Only the number is wanted: how many lines hold the word "structure"?

[Start of Provided data]

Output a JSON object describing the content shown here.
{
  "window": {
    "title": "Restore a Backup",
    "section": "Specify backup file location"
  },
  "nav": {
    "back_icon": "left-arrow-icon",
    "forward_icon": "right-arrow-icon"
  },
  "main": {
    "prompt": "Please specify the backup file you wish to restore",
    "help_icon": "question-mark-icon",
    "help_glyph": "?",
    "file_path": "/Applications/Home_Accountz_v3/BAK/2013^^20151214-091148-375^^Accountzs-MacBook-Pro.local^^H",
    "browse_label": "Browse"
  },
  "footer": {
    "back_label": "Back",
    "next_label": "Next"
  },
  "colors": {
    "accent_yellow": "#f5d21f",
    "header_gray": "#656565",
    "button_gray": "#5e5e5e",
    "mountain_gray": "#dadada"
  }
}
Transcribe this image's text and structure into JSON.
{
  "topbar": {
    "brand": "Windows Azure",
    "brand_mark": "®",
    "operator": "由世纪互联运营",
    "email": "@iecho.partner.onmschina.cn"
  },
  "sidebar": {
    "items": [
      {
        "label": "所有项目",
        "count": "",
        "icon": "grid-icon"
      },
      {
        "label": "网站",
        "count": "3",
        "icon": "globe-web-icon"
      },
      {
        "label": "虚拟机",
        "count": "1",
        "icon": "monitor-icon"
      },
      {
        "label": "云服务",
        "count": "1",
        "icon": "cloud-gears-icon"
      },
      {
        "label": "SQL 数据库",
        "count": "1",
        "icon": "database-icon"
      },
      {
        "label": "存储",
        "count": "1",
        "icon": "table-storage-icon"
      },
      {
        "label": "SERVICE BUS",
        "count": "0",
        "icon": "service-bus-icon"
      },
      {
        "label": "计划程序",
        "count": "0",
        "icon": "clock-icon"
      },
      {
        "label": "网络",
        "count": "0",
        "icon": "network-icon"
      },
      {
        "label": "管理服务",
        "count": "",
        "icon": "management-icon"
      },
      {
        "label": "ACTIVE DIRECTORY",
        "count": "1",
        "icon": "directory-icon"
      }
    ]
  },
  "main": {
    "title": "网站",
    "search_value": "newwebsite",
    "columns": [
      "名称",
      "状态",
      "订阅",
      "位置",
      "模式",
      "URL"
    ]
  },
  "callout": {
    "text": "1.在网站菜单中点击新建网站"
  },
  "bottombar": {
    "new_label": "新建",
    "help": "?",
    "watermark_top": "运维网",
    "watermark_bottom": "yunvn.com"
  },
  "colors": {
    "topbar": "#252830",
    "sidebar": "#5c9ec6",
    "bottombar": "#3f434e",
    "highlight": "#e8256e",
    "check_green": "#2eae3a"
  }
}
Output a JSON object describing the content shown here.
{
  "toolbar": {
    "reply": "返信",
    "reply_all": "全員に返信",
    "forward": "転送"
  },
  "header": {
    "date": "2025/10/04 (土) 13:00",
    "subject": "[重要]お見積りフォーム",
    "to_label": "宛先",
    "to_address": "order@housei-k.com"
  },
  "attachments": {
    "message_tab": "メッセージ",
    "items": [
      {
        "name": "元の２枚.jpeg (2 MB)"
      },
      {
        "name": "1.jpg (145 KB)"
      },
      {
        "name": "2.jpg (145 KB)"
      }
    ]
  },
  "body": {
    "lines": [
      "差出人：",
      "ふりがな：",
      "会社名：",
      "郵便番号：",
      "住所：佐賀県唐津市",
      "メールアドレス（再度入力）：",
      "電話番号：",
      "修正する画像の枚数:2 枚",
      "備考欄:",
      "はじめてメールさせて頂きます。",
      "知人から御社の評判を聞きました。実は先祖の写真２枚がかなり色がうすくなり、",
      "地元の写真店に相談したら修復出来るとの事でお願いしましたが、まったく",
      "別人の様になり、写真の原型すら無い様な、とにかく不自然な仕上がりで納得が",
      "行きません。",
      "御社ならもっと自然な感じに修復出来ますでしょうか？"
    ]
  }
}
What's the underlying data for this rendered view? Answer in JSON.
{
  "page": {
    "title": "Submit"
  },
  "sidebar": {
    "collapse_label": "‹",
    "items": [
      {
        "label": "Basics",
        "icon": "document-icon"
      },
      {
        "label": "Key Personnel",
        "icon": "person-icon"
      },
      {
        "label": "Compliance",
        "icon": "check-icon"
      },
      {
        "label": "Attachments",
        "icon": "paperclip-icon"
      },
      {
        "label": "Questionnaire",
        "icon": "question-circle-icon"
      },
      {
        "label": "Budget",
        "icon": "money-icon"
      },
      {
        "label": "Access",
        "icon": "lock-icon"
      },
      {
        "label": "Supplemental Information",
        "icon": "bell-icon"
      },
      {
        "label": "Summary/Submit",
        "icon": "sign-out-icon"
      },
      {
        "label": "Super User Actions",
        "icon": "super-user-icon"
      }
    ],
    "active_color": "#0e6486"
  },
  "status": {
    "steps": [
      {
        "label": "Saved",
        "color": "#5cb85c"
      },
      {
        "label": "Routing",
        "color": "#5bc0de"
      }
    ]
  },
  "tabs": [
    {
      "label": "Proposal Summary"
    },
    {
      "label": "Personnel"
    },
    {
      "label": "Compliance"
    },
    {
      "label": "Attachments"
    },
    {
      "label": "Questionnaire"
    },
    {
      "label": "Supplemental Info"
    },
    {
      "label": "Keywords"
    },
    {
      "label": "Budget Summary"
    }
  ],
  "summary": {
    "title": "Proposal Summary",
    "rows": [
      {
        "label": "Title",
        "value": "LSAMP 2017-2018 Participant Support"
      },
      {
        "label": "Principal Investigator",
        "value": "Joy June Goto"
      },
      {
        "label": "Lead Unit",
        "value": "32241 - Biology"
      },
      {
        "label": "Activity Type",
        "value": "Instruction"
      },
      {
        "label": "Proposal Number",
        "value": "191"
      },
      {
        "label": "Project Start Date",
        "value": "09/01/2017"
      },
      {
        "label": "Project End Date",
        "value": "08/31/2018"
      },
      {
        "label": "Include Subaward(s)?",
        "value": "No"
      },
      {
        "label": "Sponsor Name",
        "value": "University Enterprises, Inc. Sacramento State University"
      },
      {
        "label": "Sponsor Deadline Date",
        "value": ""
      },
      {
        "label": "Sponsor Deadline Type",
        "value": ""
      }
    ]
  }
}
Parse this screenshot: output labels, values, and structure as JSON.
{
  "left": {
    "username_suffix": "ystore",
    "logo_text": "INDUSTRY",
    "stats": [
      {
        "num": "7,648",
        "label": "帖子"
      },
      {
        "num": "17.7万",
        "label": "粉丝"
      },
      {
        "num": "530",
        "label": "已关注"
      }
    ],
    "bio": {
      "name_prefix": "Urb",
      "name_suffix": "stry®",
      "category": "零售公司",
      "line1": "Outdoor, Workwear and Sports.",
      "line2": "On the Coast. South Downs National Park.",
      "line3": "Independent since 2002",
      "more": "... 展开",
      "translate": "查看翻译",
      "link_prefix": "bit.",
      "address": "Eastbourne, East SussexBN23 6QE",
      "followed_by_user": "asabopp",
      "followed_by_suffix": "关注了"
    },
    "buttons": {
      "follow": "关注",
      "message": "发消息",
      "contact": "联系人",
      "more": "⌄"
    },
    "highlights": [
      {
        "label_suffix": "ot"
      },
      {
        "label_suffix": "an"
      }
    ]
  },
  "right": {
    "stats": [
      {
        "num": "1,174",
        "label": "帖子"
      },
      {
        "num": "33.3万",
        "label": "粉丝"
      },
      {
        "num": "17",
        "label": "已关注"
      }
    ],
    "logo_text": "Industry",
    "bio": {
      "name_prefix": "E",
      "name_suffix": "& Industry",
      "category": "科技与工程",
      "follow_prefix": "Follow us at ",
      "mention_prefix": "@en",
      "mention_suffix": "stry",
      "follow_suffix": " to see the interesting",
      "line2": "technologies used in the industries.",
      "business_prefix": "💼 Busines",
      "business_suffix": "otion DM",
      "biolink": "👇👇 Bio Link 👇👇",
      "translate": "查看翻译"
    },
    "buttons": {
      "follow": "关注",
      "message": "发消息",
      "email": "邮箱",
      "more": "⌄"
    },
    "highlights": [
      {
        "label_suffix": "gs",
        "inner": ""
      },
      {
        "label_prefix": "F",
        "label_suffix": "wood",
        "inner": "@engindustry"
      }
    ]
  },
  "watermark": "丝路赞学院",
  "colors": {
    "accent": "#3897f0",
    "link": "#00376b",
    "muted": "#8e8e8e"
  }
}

[End of Provided data]

__Problem solution__
2